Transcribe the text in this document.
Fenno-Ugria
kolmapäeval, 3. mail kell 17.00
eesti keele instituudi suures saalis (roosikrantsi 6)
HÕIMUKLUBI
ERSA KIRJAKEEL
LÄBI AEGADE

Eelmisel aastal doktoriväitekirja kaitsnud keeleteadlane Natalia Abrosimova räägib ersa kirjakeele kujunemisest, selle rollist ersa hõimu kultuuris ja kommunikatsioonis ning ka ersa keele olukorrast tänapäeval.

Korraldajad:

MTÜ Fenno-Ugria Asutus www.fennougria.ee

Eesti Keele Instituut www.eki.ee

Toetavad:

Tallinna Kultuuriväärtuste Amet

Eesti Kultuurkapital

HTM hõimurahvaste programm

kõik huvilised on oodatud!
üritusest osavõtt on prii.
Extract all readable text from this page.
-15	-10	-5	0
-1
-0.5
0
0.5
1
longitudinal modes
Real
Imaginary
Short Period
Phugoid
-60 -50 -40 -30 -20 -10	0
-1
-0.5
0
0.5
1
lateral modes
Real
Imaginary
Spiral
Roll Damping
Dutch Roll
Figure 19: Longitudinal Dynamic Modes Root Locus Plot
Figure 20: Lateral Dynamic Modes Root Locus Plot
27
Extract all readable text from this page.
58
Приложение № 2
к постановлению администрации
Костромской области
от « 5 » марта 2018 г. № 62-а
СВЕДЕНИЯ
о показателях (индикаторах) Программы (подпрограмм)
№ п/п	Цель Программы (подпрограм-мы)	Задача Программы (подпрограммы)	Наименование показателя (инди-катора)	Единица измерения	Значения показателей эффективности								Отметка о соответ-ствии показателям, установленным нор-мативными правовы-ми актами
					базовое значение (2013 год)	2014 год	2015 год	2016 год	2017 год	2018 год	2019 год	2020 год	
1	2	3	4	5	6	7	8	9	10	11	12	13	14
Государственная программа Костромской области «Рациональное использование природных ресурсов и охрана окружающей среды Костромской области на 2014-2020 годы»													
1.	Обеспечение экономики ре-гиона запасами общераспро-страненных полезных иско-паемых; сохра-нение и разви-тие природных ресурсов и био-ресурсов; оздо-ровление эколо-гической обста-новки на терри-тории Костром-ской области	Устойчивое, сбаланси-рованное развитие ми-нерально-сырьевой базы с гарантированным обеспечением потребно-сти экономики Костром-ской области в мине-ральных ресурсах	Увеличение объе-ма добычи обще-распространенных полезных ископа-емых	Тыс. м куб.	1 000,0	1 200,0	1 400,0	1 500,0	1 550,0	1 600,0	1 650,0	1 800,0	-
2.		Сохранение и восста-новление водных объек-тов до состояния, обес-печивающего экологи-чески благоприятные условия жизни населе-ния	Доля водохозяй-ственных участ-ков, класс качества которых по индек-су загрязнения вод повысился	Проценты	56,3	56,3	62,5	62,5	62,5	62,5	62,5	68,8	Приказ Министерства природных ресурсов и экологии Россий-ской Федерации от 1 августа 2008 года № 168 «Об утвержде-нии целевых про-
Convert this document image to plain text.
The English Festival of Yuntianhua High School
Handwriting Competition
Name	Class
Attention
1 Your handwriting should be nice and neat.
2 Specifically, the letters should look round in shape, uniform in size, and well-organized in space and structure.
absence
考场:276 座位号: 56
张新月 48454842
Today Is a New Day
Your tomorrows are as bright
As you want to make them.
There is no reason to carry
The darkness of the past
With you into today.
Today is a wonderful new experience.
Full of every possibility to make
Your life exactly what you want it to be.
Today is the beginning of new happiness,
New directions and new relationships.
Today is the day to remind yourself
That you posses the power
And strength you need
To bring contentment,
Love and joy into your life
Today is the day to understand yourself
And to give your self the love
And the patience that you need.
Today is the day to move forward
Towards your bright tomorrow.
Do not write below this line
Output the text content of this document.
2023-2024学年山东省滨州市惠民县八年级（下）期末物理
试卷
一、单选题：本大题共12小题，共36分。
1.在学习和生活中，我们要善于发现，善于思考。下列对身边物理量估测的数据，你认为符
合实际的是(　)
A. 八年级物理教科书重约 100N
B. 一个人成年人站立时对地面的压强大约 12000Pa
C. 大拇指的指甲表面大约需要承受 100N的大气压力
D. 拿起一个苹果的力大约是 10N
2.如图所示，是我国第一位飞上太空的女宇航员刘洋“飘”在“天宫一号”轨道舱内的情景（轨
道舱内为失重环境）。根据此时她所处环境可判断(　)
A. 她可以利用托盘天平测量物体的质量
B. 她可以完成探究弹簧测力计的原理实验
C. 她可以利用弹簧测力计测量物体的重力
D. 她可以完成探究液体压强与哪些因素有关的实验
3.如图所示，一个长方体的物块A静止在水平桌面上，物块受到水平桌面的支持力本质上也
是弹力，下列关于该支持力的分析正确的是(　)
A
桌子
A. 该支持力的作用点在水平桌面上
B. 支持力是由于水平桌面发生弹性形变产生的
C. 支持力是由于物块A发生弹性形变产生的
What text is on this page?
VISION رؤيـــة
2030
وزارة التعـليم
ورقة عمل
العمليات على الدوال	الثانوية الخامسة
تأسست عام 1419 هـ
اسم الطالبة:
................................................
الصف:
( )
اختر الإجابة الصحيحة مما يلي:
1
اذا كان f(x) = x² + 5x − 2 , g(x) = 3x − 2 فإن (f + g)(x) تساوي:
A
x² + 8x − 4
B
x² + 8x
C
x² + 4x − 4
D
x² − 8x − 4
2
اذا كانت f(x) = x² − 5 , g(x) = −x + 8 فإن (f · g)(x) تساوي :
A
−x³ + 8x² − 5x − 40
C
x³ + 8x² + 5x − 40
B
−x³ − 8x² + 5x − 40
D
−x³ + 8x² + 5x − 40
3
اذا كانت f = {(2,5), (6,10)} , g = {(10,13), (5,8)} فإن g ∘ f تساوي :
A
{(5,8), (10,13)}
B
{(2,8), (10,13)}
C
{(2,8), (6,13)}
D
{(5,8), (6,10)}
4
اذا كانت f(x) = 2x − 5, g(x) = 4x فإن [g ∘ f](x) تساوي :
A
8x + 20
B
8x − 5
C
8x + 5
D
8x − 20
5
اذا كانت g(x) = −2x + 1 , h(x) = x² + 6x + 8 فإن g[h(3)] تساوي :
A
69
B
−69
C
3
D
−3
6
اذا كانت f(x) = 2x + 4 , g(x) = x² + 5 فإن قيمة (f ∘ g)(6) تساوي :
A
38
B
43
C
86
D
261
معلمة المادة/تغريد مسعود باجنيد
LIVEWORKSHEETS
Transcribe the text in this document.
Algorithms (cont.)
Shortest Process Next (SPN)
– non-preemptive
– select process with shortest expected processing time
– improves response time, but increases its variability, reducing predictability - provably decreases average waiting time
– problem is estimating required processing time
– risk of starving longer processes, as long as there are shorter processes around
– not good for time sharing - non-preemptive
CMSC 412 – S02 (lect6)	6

+ + +

*Exercise details*
Retype each record exactly, leaving nothing out.

*Result for this task*
Transcribe the text in this document.
Fenno-Ugria
kolmapäeval, 3. mail kell 17.00
eesti keele instituudi suures saalis (roosikrantsi 6)
HÕIMUKLUBI
ERSA KIRJAKEEL
LÄBI AEGADE

Eelmisel aastal doktoriväitekirja kaitsnud keeleteadlane Natalia Abrosimova räägib ersa kirjakeele kujunemisest, selle rollist ersa hõimu kultuuris ja kommunikatsioonis ning ka ersa keele olukorrast tänapäeval.

Korraldajad:

MTÜ Fenno-Ugria Asutus www.fennougria.ee

Eesti Keele Instituut www.eki.ee

Toetavad:

Tallinna Kultuuriväärtuste Amet

Eesti Kultuurkapital

HTM hõimurahvaste programm

kõik huvilised on oodatud!
üritusest osavõtt on prii.
Extract all readable text from this page.
-15	-10	-5	0
-1
-0.5
0
0.5
1
longitudinal modes
Real
Imaginary
Short Period
Phugoid
-60 -50 -40 -30 -20 -10	0
-1
-0.5
0
0.5
1
lateral modes
Real
Imaginary
Spiral
Roll Damping
Dutch Roll
Figure 19: Longitudinal Dynamic Modes Root Locus Plot
Figure 20: Lateral Dynamic Modes Root Locus Plot
27
Extract all readable text from this page.
58
Приложение № 2
к постановлению администрации
Костромской области
от « 5 » марта 2018 г. № 62-а
СВЕДЕНИЯ
о показателях (индикаторах) Программы (подпрограмм)
№ п/п	Цель Программы (подпрограм-мы)	Задача Программы (подпрограммы)	Наименование показателя (инди-катора)	Единица измерения	Значения показателей эффективности								Отметка о соответ-ствии показателям, установленным нор-мативными правовы-ми актами
					базовое значение (2013 год)	2014 год	2015 год	2016 год	2017 год	2018 год	2019 год	2020 год	
1	2	3	4	5	6	7	8	9	10	11	12	13	14
Государственная программа Костромской области «Рациональное использование природных ресурсов и охрана окружающей среды Костромской области на 2014-2020 годы»													
1.	Обеспечение экономики ре-гиона запасами общераспро-страненных полезных иско-паемых; сохра-нение и разви-тие природных ресурсов и био-ресурсов; оздо-ровление эколо-гической обста-новки на терри-тории Костром-ской области	Устойчивое, сбаланси-рованное развитие ми-нерально-сырьевой базы с гарантированным обеспечением потребно-сти экономики Костром-ской области в мине-ральных ресурсах	Увеличение объе-ма добычи обще-распространенных полезных ископа-емых	Тыс. м куб.	1 000,0	1 200,0	1 400,0	1 500,0	1 550,0	1 600,0	1 650,0	1 800,0	-
2.		Сохранение и восста-новление водных объек-тов до состояния, обес-печивающего экологи-чески благоприятные условия жизни населе-ния	Доля водохозяй-ственных участ-ков, класс качества которых по индек-су загрязнения вод повысился	Проценты	56,3	56,3	62,5	62,5	62,5	62,5	62,5	68,8	Приказ Министерства природных ресурсов и экологии Россий-ской Федерации от 1 августа 2008 года № 168 «Об утвержде-нии целевых про-
Convert this document image to plain text.
The English Festival of Yuntianhua High School
Handwriting Competition
Name	Class
Attention
1 Your handwriting should be nice and neat.
2 Specifically, the letters should look round in shape, uniform in size, and well-organized in space and structure.
absence
考场:276 座位号: 56
张新月 48454842
Today Is a New Day
Your tomorrows are as bright
As you want to make them.
There is no reason to carry
The darkness of the past
With you into today.
Today is a wonderful new experience.
Full of every possibility to make
Your life exactly what you want it to be.
Today is the beginning of new happiness,
New directions and new relationships.
Today is the day to remind yourself
That you posses the power
And strength you need
To bring contentment,
Love and joy into your life
Today is the day to understand yourself
And to give your self the love
And the patience that you need.
Today is the day to move forward
Towards your bright tomorrow.
Do not write below this line
Output the text content of this document.
2023-2024学年山东省滨州市惠民县八年级（下）期末物理
试卷
一、单选题：本大题共12小题，共36分。
1.在学习和生活中，我们要善于发现，善于思考。下列对身边物理量估测的数据，你认为符
合实际的是(　)
A. 八年级物理教科书重约 100N
B. 一个人成年人站立时对地面的压强大约 12000Pa
C. 大拇指的指甲表面大约需要承受 100N的大气压力
D. 拿起一个苹果的力大约是 10N
2.如图所示，是我国第一位飞上太空的女宇航员刘洋“飘”在“天宫一号”轨道舱内的情景（轨
道舱内为失重环境）。根据此时她所处环境可判断(　)
A. 她可以利用托盘天平测量物体的质量
B. 她可以完成探究弹簧测力计的原理实验
C. 她可以利用弹簧测力计测量物体的重力
D. 她可以完成探究液体压强与哪些因素有关的实验
3.如图所示，一个长方体的物块A静止在水平桌面上，物块受到水平桌面的支持力本质上也
是弹力，下列关于该支持力的分析正确的是(　)
A
桌子
A. 该支持力的作用点在水平桌面上
B. 支持力是由于水平桌面发生弹性形变产生的
C. 支持力是由于物块A发生弹性形变产生的
What text is on this page?
VISION رؤيـــة
2030
وزارة التعـليم
ورقة عمل
العمليات على الدوال	الثانوية الخامسة
تأسست عام 1419 هـ
اسم الطالبة:
................................................
الصف:
( )
اختر الإجابة الصحيحة مما يلي:
1
اذا كان f(x) = x² + 5x − 2 , g(x) = 3x − 2 فإن (f + g)(x) تساوي:
A
x² + 8x − 4
B
x² + 8x
C
x² + 4x − 4
D
x² − 8x − 4
2
اذا كانت f(x) = x² − 5 , g(x) = −x + 8 فإن (f · g)(x) تساوي :
A
−x³ + 8x² − 5x − 40
C
x³ + 8x² + 5x − 40
B
−x³ − 8x² + 5x − 40
D
−x³ + 8x² + 5x − 40
3
اذا كانت f = {(2,5), (6,10)} , g = {(10,13), (5,8)} فإن g ∘ f تساوي :
A
{(5,8), (10,13)}
B
{(2,8), (10,13)}
C
{(2,8), (6,13)}
D
{(5,8), (6,10)}
4
اذا كانت f(x) = 2x − 5, g(x) = 4x فإن [g ∘ f](x) تساوي :
A
8x + 20
B
8x − 5
C
8x + 5
D
8x − 20
5
اذا كانت g(x) = −2x + 1 , h(x) = x² + 6x + 8 فإن g[h(3)] تساوي :
A
69
B
−69
C
3
D
−3
6
اذا كانت f(x) = 2x + 4 , g(x) = x² + 5 فإن قيمة (f ∘ g)(6) تساوي :
A
38
B
43
C
86
D
261
معلمة المادة/تغريد مسعود باجنيد
LIVEWORKSHEETS
Transcribe the text in this document.
Algorithms (cont.)
Shortest Process Next (SPN)
– non-preemptive
– select process with shortest expected processing time
– improves response time, but increases its variability, reducing predictability - provably decreases average waiting time
– problem is estimating required processing time
– risk of starving longer processes, as long as there are shorter processes around
– not good for time sharing - non-preemptive
CMSC 412 – S02 (lect6)	6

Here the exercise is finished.